SUPPLIED DATA
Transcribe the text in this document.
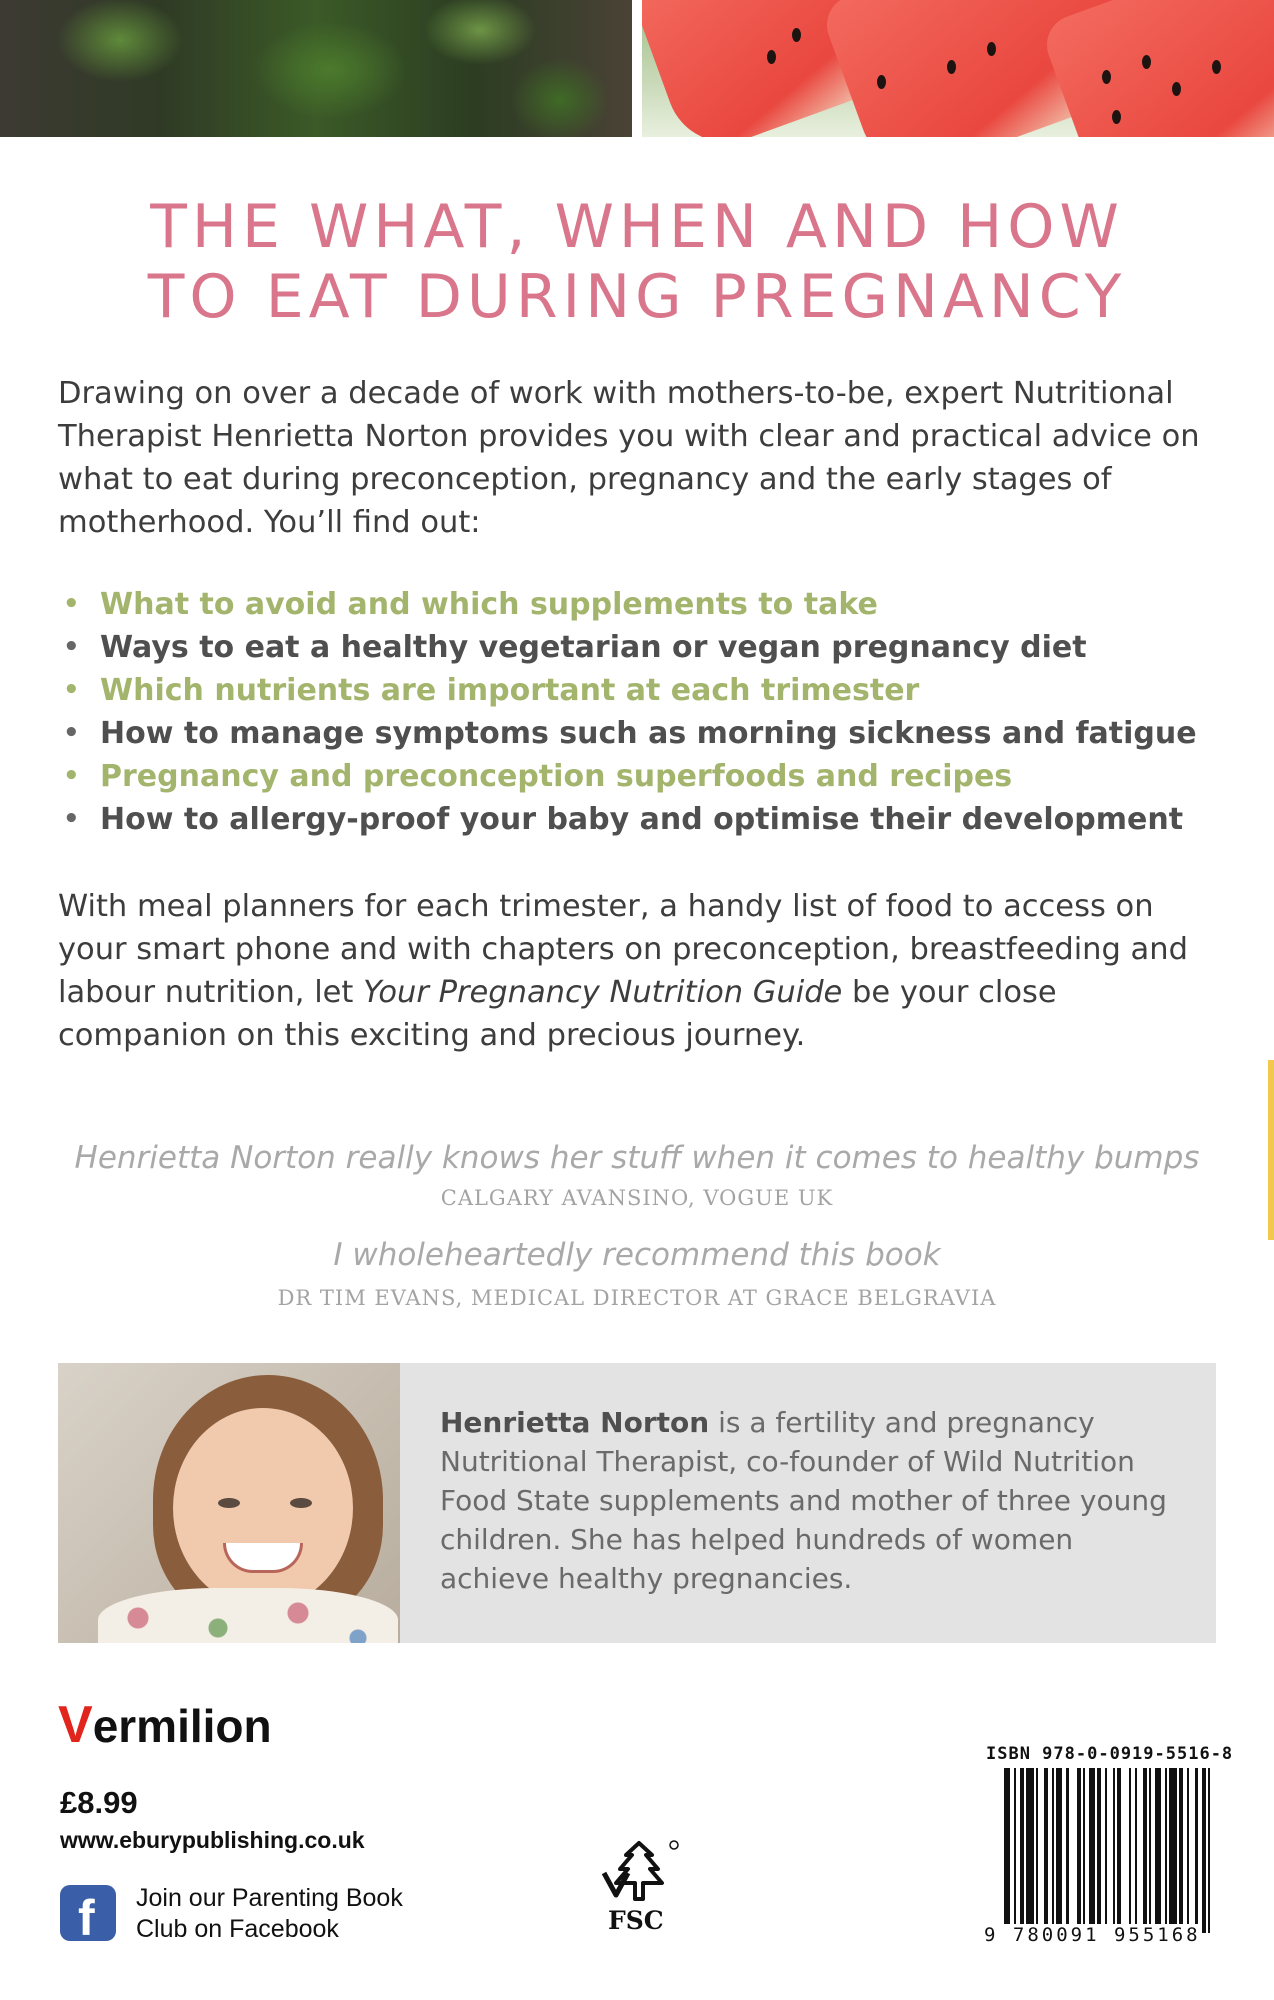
THE WHAT, WHEN AND HOW
TO EAT DURING PREGNANCY

Drawing on over a decade of work with mothers-to-be, expert Nutritional Therapist Henrietta Norton provides you with clear and practical advice on what to eat during preconception, pregnancy and the early stages of motherhood. You’ll find out:

• What to avoid and which supplements to take
• Ways to eat a healthy vegetarian or vegan pregnancy diet
• Which nutrients are important at each trimester
• How to manage symptoms such as morning sickness and fatigue
• Pregnancy and preconception superfoods and recipes
• How to allergy-proof your baby and optimise their development

With meal planners for each trimester, a handy list of food to access on your smart phone and with chapters on preconception, breastfeeding and labour nutrition, let Your Pregnancy Nutrition Guide be your close companion on this exciting and precious journey.

Henrietta Norton really knows her stuff when it comes to healthy bumps
CALGARY AVANSINO, VOGUE UK
I wholeheartedly recommend this book
DR TIM EVANS, MEDICAL DIRECTOR AT GRACE BELGRAVIA

Henrietta Norton is a fertility and pregnancy Nutritional Therapist, co-founder of Wild Nutrition Food State supplements and mother of three young children. She has helped hundreds of women achieve healthy pregnancies.

Vermilion
£8.99
www.eburypublishing.co.uk
f Join our Parenting Book
Club on Facebook	FSC
ISBN 978-0-0919-5516-8
9 780091 955168
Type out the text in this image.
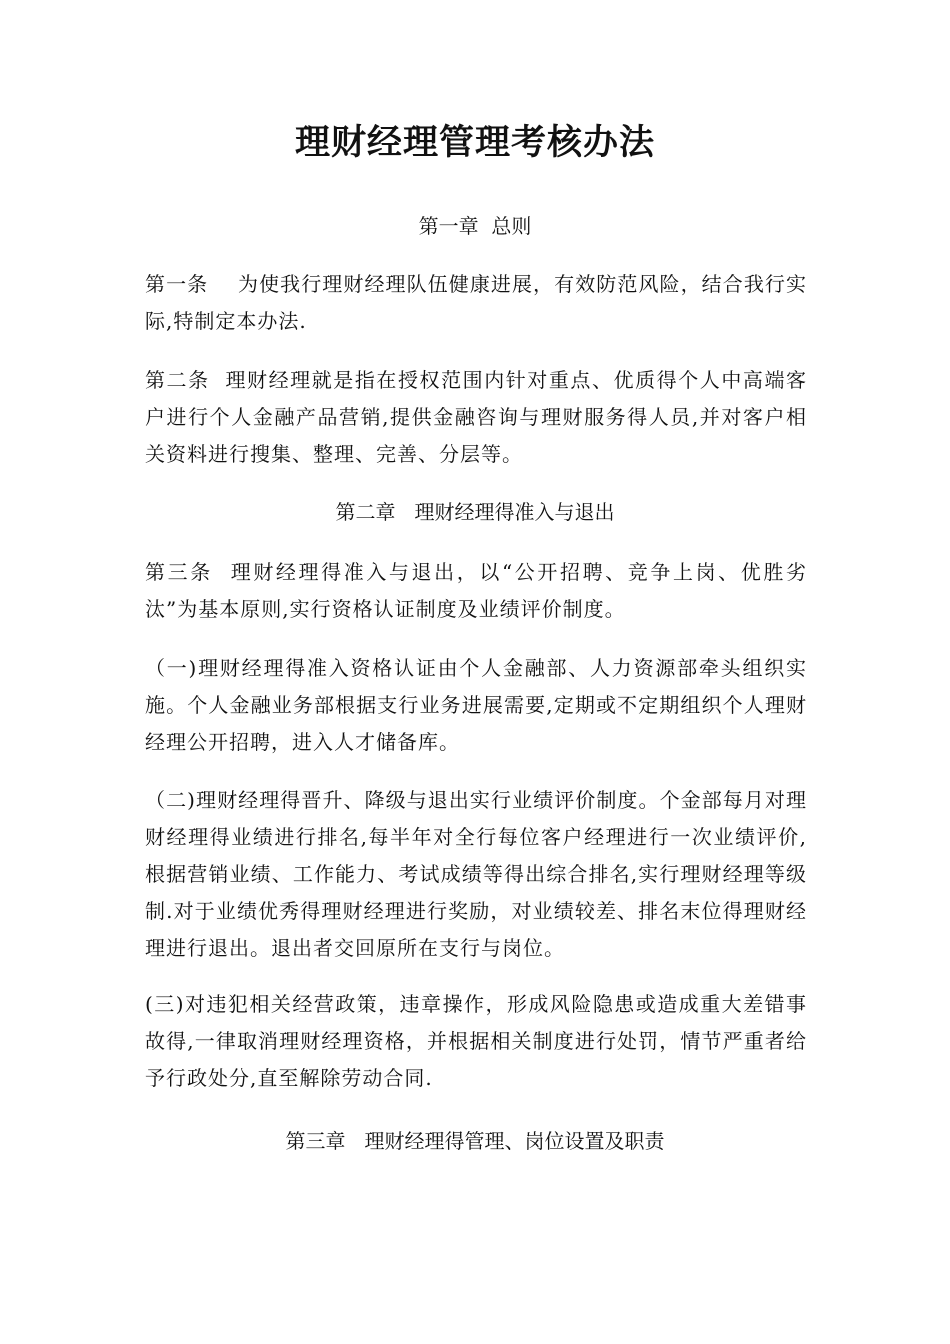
理财经理管理考核办法

第一章  总则

第一条    为使我行理财经理队伍健康进展，有效防范风险，结合我行实际,特制定本办法.

第二条  理财经理就是指在授权范围内针对重点、优质得个人中高端客户进行个人金融产品营销,提供金融咨询与理财服务得人员,并对客户相关资料进行搜集、整理、完善、分层等。

第二章   理财经理得准入与退出

第三条  理财经理得准入与退出，以“公开招聘、竞争上岗、优胜劣汰”为基本原则,实行资格认证制度及业绩评价制度。

（一)理财经理得准入资格认证由个人金融部、人力资源部牵头组织实施。个人金融业务部根据支行业务进展需要,定期或不定期组织个人理财经理公开招聘，进入人才储备库。

（二)理财经理得晋升、降级与退出实行业绩评价制度。个金部每月对理财经理得业绩进行排名,每半年对全行每位客户经理进行一次业绩评价,根据营销业绩、工作能力、考试成绩等得出综合排名,实行理财经理等级制.对于业绩优秀得理财经理进行奖励，对业绩较差、排名末位得理财经理进行退出。退出者交回原所在支行与岗位。

(三)对违犯相关经营政策，违章操作，形成风险隐患或造成重大差错事故得,一律取消理财经理资格，并根据相关制度进行处罚，情节严重者给予行政处分,直至解除劳动合同.

第三章   理财经理得管理、岗位设置及职责
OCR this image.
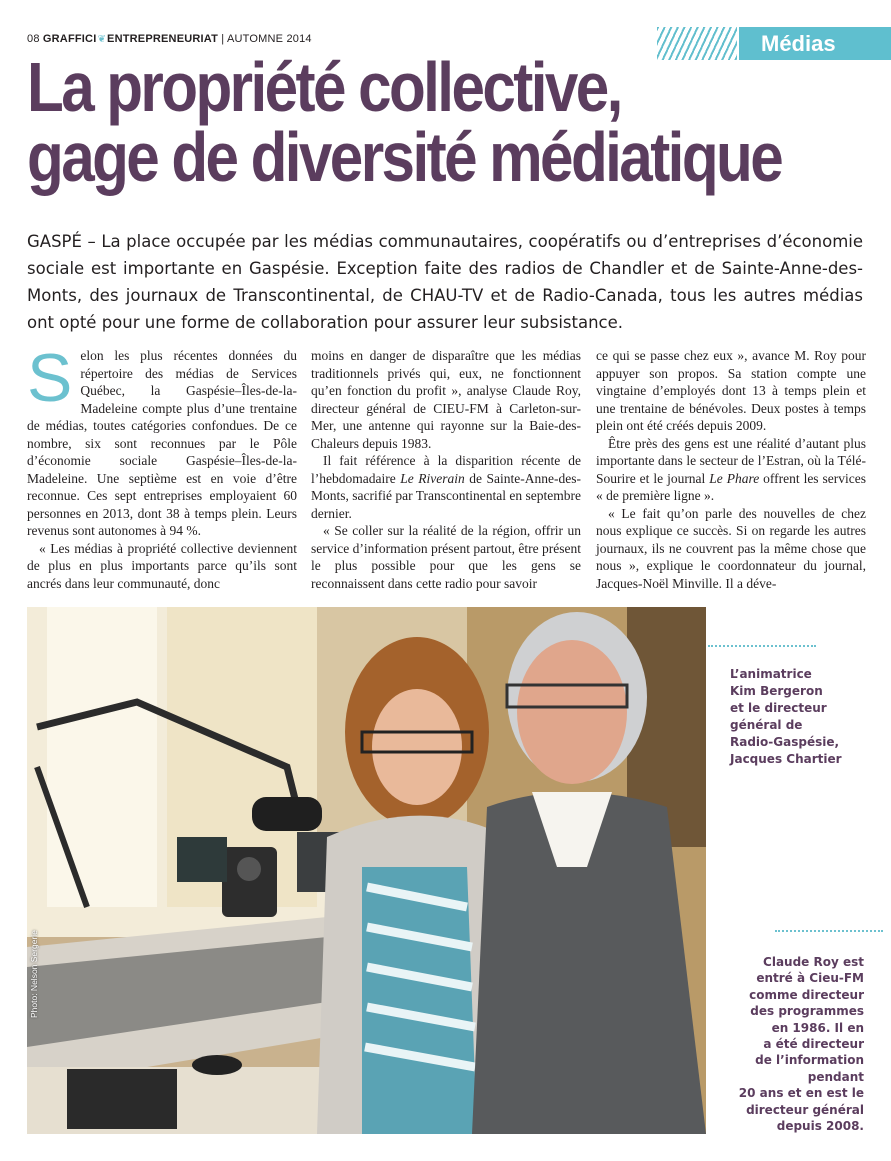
08 GRAFFICI❦ENTREPRENEURIAT | AUTOMNE 2014	Médias
La propriété collective,
gage de diversité médiatique

GASPÉ – La place occupée par les médias communautaires, coopératifs ou d’entreprises d’économie sociale est importante en Gaspésie. Exception faite des radios de Chandler et de Sainte-Anne-des-Monts, des journaux de Transcontinental, de CHAU-TV et de Radio-Canada, tous les autres médias ont opté pour une forme de collaboration pour assurer leur subsistance.

Selon les plus récentes données du répertoire des médias de Services Québec, la Gaspésie–Îles-de-la-Madeleine compte plus d’une trentaine de médias, toutes catégories confondues. De ce nombre, six sont reconnues par le Pôle d’économie sociale Gaspésie–Îles-de-la-Madeleine. Une septième est en voie d’être reconnue. Ces sept entreprises employaient 60 personnes en 2013, dont 38 à temps plein. Leurs revenus sont autonomes à 94 %.

« Les médias à propriété collective deviennent de plus en plus importants parce qu’ils sont ancrés dans leur communauté, donc

moins en danger de disparaître que les médias traditionnels privés qui, eux, ne fonctionnent qu’en fonction du profit », analyse Claude Roy, directeur général de CIEU-FM à Carleton-sur-Mer, une antenne qui rayonne sur la Baie-des-Chaleurs depuis 1983.

Il fait référence à la disparition récente de l’hebdomadaire Le Riverain de Sainte-Anne-des-Monts, sacrifié par Transcontinental en septembre dernier.

« Se coller sur la réalité de la région, offrir un service d’information présent partout, être présent le plus possible pour que les gens se reconnaissent dans cette radio pour savoir

ce qui se passe chez eux », avance M. Roy pour appuyer son propos. Sa station compte une vingtaine d’employés dont 13 à temps plein et une trentaine de bénévoles. Deux postes à temps plein ont été créés depuis 2009.

Être près des gens est une réalité d’autant plus importante dans le secteur de l’Estran, où la Télé-Sourire et le journal Le Phare offrent les services « de première ligne ».

« Le fait qu’on parle des nouvelles de chez nous explique ce succès. Si on regarde les autres journaux, ils ne couvrent pas la même chose que nous », explique le coordonnateur du journal, Jacques-Noël Minville. Il a déve-

Photo: Nelson Sergerie
L’animatrice
Kim Bergeron
et le directeur
général de
Radio-Gaspésie,
Jacques Chartier
Claude Roy est
entré à Cieu-FM
comme directeur
des programmes
en 1986. Il en
a été directeur
de l’information
pendant
20 ans et en est le
directeur général
depuis 2008.
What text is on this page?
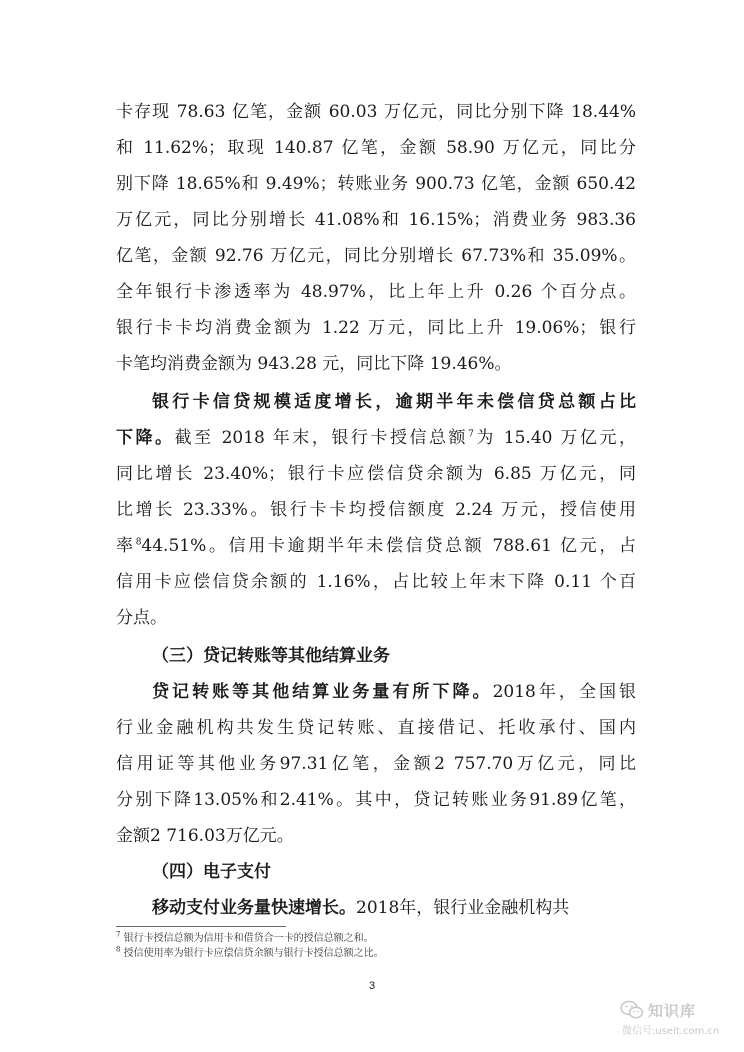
卡存现 78.63 亿笔，金额 60.03 万亿元，同比分别下降 18.44%
和 11.62%；取现 140.87 亿笔，金额 58.90 万亿元，同比分
别下降 18.65%和 9.49%；转账业务 900.73 亿笔，金额 650.42
万亿元，同比分别增长 41.08%和 16.15%；消费业务 983.36
亿笔，金额 92.76 万亿元，同比分别增长 67.73%和 35.09%。
全年银行卡渗透率为 48.97%，比上年上升 0.26 个百分点。
银行卡卡均消费金额为 1.22 万元，同比上升 19.06%；银行
卡笔均消费金额为 943.28 元，同比下降 19.46%。
银行卡信贷规模适度增长，逾期半年未偿信贷总额占比
下降。截至 2018 年末，银行卡授信总额$^7$为 15.40 万亿元，
同比增长 23.40%；银行卡应偿信贷余额为 6.85 万亿元，同
比增长 23.33%。银行卡卡均授信额度 2.24 万元，授信使用
率$^8$44.51%。信用卡逾期半年未偿信贷总额 788.61 亿元，占
信用卡应偿信贷余额的 1.16%，占比较上年末下降 0.11 个百
分点。
（三）贷记转账等其他结算业务
贷记转账等其他结算业务量有所下降。2018年，全国银
行业金融机构共发生贷记转账、直接借记、托收承付、国内
信用证等其他业务97.31亿笔，金额2 757.70万亿元，同比
分别下降13.05%和2.41%。其中，贷记转账业务91.89亿笔，
金额2 716.03万亿元。
（四）电子支付
移动支付业务量快速增长。2018年，银行业金融机构共
$^7$ 银行卡授信总额为信用卡和借贷合一卡的授信总额之和。
$^8$ 授信使用率为银行卡应偿信贷余额与银行卡授信总额之比。
3
知识库
微信号:useit.com.cn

WHAT TO WORK ON
Copy out every line of the material above that mentions the word "image".

WRITTEN REPLY
Type out the text in this image.
OCR this image.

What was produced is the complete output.